Report how many lines in the records hold the string "title"; give the number and nothing else.
:: DATASET CONTENT ::
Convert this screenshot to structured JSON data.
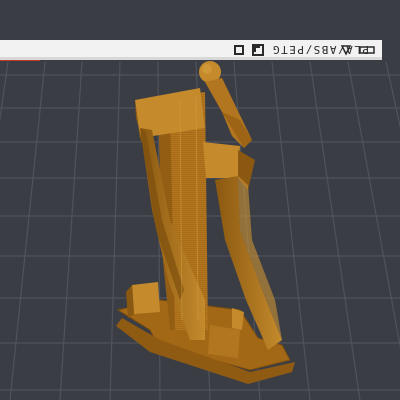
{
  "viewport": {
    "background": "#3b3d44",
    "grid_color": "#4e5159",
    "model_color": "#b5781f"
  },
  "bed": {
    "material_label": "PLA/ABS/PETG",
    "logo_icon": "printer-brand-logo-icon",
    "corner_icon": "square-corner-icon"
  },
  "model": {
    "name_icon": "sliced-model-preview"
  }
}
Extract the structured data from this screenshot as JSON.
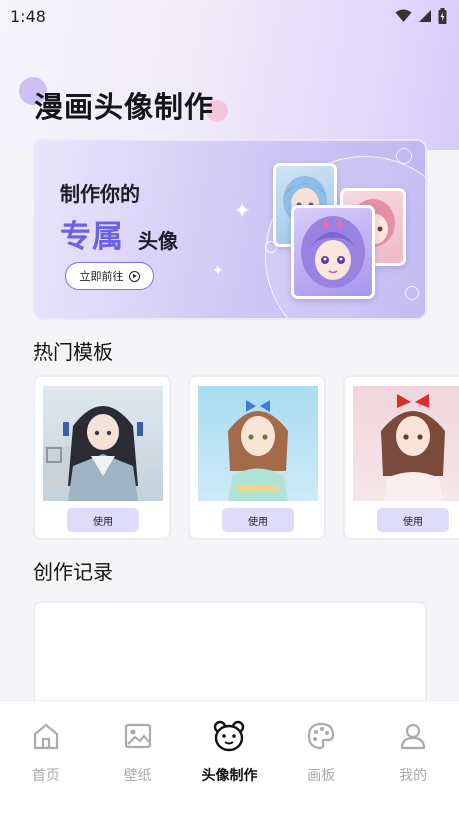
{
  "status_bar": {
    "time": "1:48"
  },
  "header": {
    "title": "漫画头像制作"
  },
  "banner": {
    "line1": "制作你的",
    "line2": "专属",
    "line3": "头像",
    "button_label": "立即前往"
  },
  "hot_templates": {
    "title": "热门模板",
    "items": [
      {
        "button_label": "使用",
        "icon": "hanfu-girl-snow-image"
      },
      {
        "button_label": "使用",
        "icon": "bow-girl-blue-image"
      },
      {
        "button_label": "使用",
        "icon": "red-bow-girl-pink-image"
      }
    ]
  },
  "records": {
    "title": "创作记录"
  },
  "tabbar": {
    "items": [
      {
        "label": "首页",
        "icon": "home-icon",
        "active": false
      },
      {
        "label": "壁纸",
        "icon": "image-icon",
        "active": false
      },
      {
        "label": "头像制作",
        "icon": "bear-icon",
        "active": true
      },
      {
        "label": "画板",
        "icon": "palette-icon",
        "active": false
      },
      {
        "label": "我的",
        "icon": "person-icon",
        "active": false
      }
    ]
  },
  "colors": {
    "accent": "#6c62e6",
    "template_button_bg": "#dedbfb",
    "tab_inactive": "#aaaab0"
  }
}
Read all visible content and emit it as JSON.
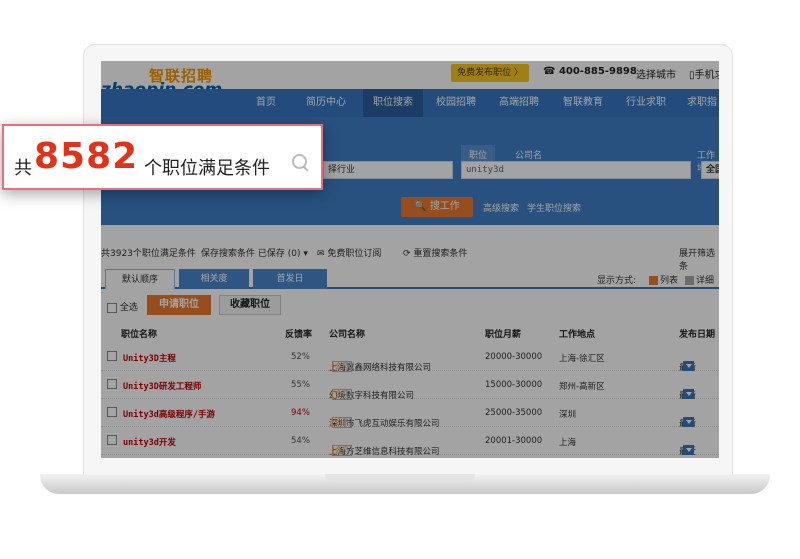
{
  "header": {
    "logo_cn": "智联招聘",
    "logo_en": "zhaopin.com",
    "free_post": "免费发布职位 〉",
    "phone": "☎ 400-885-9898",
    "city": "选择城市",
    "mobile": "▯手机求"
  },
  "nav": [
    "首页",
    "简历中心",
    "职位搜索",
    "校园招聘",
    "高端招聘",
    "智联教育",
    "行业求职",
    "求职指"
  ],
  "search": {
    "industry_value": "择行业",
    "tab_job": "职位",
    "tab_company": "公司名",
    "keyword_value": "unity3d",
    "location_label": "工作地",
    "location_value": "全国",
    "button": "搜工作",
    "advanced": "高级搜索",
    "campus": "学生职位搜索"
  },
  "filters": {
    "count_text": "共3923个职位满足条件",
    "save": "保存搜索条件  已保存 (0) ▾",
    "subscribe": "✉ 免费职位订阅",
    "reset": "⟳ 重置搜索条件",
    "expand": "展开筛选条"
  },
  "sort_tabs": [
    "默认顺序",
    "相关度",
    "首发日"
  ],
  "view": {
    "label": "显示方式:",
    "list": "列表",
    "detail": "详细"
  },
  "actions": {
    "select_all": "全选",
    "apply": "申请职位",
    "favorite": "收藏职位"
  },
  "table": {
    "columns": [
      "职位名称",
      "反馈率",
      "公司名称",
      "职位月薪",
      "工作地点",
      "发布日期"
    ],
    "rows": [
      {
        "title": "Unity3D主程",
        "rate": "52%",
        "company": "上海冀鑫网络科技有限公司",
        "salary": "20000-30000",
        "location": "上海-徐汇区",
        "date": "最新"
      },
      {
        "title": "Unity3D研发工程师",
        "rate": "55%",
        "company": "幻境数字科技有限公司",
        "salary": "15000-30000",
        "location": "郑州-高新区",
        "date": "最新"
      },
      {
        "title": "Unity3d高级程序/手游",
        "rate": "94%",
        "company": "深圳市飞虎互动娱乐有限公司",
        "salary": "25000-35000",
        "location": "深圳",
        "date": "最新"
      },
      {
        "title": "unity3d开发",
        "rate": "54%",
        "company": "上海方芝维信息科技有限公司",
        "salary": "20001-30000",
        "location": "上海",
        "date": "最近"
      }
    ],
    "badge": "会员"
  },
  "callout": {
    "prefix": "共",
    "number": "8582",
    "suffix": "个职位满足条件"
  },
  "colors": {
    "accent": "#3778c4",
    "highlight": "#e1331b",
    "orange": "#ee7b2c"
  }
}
:::
:: DATASET CONTENT ::
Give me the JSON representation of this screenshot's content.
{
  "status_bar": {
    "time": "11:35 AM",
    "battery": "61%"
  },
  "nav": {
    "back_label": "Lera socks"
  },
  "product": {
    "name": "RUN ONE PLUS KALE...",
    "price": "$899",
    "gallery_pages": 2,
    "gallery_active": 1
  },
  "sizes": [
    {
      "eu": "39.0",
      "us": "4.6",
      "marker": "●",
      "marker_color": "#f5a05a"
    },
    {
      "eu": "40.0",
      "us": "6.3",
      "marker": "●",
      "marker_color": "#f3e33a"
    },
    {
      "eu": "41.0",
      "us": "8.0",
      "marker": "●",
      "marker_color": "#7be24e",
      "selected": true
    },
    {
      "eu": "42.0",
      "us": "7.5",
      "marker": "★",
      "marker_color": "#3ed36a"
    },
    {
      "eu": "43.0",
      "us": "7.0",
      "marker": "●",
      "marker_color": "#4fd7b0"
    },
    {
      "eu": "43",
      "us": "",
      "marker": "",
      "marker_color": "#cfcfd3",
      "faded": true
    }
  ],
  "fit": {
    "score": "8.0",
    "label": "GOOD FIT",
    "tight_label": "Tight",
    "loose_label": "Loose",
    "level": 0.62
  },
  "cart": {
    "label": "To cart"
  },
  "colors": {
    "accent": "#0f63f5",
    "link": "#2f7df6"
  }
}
:::
▸ COMPLETED TASK
7